**** Document segment ****

There are many tutorials on them. Simple if you know basic electronics.

>
> > Usually a 0 is twice the frequency of a 1.
>
> It really depends on the format but yes, usually a 0 is twice the
frequency
> of a 1.

Usually, yes. Most often, yes. Always, no..

>
> > Since only the transitions matter, frequency is being measured, not
pulse
> > width.
>
> Well, Turbo 250 does it this way: the timer is in one-shot mode and is
> restarted
> after each _received_ click (each second that is). Then it's checked
whether
> the timer reached 0 meanwhile. If it did, then the pulse was longer than
263
> cycles,
> otherwise it was shorter than 263 cycles. So I'm measuring the pulse width
> here, not
> the frequency, right? Although the frequency depends on the pulse width,
> it's
> kinda more difficult to measure.

Ok here's the misunderstanding. We are saying the same thing two different
ways. Frequency depends on a period. A period is the length of time it takes
for a voltage level to 'revolve' back to its starting point:

__
|   |__|
^      ^ Period

The above (crappy) ascii art shows a full period. How many times a period
is repeated in a second results in frequency. The example is using a 50%
pulse
width. This means the crest and trough of the wave are equal in lengths of
time.

****

* **Set of tasks**
**a.** In the forum thread, what cycle count decides whether a Turbo 250 pulse counts as longer or shorter?
**b.** Please retype, word for word, everything in the forum thread from "There are many" down to "yes. Always, no..".

**** Material shown ****

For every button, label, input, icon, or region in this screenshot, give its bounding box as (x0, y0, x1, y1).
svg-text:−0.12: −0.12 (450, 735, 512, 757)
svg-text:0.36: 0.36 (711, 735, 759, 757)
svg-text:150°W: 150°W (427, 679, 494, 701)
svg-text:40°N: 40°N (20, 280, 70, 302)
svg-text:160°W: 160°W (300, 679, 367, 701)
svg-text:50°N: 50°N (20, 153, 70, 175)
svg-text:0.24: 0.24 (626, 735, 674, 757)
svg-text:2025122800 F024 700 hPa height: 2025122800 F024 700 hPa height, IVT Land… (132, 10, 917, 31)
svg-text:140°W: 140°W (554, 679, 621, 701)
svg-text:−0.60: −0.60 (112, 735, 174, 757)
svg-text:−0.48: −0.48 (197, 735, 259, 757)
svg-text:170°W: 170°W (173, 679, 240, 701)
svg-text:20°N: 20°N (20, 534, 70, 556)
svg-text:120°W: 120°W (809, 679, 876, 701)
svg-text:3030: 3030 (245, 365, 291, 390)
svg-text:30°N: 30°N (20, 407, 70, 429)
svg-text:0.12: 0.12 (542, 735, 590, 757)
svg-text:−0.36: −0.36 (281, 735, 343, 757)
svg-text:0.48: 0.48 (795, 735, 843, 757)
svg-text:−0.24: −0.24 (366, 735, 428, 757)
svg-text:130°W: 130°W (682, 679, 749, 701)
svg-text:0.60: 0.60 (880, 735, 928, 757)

****
**** Material shown ****

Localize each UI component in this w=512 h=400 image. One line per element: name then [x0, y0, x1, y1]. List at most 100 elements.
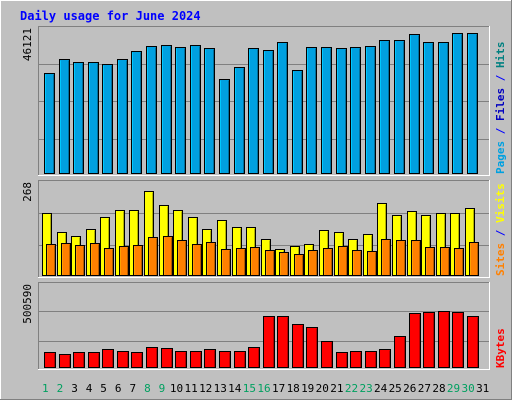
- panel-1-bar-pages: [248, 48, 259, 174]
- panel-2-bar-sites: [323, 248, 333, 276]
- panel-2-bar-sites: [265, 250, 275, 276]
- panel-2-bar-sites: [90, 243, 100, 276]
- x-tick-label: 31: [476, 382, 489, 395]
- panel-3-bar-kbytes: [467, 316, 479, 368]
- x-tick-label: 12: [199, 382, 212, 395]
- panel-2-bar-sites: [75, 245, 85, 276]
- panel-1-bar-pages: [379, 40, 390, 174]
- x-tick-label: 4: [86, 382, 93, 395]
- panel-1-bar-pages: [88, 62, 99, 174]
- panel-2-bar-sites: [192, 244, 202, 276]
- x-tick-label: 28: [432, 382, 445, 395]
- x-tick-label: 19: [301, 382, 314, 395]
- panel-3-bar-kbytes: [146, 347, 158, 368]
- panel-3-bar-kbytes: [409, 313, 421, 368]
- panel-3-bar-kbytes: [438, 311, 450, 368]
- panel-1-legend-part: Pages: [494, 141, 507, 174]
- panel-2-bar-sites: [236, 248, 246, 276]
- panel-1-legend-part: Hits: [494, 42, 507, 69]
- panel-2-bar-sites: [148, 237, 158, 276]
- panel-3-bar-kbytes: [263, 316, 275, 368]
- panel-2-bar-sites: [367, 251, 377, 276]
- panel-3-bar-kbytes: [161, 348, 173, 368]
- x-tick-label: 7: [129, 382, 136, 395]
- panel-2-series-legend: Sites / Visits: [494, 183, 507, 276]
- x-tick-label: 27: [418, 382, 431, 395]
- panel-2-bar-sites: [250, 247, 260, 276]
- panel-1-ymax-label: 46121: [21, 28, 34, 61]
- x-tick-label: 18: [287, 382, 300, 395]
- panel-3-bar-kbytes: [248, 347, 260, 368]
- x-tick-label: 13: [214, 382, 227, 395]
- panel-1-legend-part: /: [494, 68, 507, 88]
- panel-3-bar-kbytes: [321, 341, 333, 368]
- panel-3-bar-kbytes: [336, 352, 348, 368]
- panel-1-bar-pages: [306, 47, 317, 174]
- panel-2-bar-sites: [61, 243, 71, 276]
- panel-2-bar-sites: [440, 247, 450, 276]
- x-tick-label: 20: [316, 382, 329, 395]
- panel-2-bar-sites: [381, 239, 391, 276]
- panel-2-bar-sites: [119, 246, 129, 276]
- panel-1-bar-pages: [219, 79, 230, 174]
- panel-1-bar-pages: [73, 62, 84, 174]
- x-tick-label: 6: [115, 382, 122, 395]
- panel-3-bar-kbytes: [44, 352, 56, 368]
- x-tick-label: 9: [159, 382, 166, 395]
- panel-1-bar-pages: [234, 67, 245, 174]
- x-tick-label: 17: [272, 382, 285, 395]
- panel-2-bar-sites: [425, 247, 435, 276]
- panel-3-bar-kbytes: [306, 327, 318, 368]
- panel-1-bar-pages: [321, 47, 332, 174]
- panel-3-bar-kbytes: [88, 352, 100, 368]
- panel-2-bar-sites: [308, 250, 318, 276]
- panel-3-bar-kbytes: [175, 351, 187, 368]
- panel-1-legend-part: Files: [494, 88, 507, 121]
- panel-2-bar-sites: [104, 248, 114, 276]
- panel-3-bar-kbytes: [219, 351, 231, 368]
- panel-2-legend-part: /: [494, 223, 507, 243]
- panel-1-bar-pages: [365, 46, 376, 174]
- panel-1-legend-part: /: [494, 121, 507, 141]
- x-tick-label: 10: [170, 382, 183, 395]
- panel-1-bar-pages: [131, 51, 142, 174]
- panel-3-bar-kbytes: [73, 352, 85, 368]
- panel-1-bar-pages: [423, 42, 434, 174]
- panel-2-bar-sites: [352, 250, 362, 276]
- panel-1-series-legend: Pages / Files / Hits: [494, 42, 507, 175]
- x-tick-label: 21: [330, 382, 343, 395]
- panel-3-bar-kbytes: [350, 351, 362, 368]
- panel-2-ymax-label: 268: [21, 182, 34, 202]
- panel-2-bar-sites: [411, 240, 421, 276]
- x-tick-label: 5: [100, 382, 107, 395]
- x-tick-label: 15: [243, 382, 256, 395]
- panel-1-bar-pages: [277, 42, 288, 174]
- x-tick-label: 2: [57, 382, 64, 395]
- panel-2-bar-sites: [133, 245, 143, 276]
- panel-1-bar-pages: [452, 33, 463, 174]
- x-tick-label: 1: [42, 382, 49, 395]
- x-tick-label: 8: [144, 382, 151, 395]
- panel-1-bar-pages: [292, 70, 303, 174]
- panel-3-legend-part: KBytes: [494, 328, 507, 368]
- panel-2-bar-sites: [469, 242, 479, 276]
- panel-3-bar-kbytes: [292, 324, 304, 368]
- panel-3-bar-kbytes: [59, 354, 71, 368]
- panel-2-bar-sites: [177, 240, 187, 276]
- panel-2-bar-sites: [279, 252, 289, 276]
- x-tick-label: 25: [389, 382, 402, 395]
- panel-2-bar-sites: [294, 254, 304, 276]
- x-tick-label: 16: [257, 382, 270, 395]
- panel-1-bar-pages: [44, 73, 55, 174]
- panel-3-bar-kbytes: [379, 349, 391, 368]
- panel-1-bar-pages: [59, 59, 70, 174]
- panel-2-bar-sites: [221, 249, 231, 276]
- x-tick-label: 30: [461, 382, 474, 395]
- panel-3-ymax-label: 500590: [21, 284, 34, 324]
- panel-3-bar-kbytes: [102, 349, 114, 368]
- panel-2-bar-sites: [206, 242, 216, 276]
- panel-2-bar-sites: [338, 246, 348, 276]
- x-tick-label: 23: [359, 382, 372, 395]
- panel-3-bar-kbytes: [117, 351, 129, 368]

****

* **Task answers**
**a.** 263 cycles

**b.**
There are many tutorials on them. Simple if you know basic electronics.

>
> > Usually a 0 is twice the frequency of a 1.
>
> It really depends on the format but yes, usually a 0 is twice the
frequency
> of a 1.

Usually, yes. Most often, yes. Always, no..